▶ Short task
Transcribe the entries exactly; images are not part of the copy.

▶ Extracted data
**********
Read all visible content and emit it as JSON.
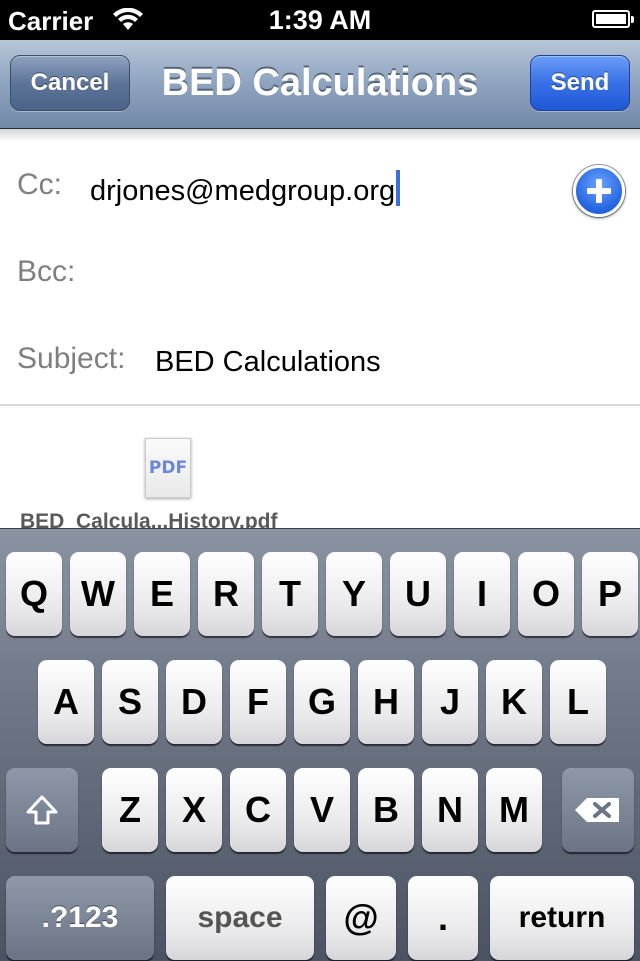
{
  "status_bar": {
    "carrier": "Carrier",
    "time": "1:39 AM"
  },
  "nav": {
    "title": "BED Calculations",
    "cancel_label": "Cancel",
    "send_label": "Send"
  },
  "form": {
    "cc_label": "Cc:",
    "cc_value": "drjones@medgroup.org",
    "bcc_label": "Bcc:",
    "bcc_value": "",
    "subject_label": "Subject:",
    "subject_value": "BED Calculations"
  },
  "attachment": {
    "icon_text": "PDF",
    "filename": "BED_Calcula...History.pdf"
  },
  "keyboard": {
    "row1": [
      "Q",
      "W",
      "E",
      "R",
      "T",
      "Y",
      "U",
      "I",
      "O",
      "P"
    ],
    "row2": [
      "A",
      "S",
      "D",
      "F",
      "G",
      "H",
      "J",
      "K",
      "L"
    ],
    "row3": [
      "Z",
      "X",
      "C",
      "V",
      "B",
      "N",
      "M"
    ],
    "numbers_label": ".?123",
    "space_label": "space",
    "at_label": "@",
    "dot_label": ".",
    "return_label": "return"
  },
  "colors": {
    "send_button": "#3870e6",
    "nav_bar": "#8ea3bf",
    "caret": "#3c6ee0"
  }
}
**********
▶ Completed exercise
Read all visible content and emit it as JSON.
{
  "status_bar": {
    "carrier": "Carrier",
    "time": "1:39 AM"
  },
  "nav": {
    "title": "BED Calculations",
    "cancel_label": "Cancel",
    "send_label": "Send"
  },
  "form": {
    "cc_label": "Cc:",
    "cc_value": "drjones@medgroup.org",
    "bcc_label": "Bcc:",
    "bcc_value": "",
    "subject_label": "Subject:",
    "subject_value": "BED Calculations"
  },
  "attachment": {
    "icon_text": "PDF",
    "filename": "BED_Calcula...History.pdf"
  },
  "keyboard": {
    "row1": [
      "Q",
      "W",
      "E",
      "R",
      "T",
      "Y",
      "U",
      "I",
      "O",
      "P"
    ],
    "row2": [
      "A",
      "S",
      "D",
      "F",
      "G",
      "H",
      "J",
      "K",
      "L"
    ],
    "row3": [
      "Z",
      "X",
      "C",
      "V",
      "B",
      "N",
      "M"
    ],
    "numbers_label": ".?123",
    "space_label": "space",
    "at_label": "@",
    "dot_label": ".",
    "return_label": "return"
  },
  "colors": {
    "send_button": "#3870e6",
    "nav_bar": "#8ea3bf",
    "caret": "#3c6ee0"
  }
}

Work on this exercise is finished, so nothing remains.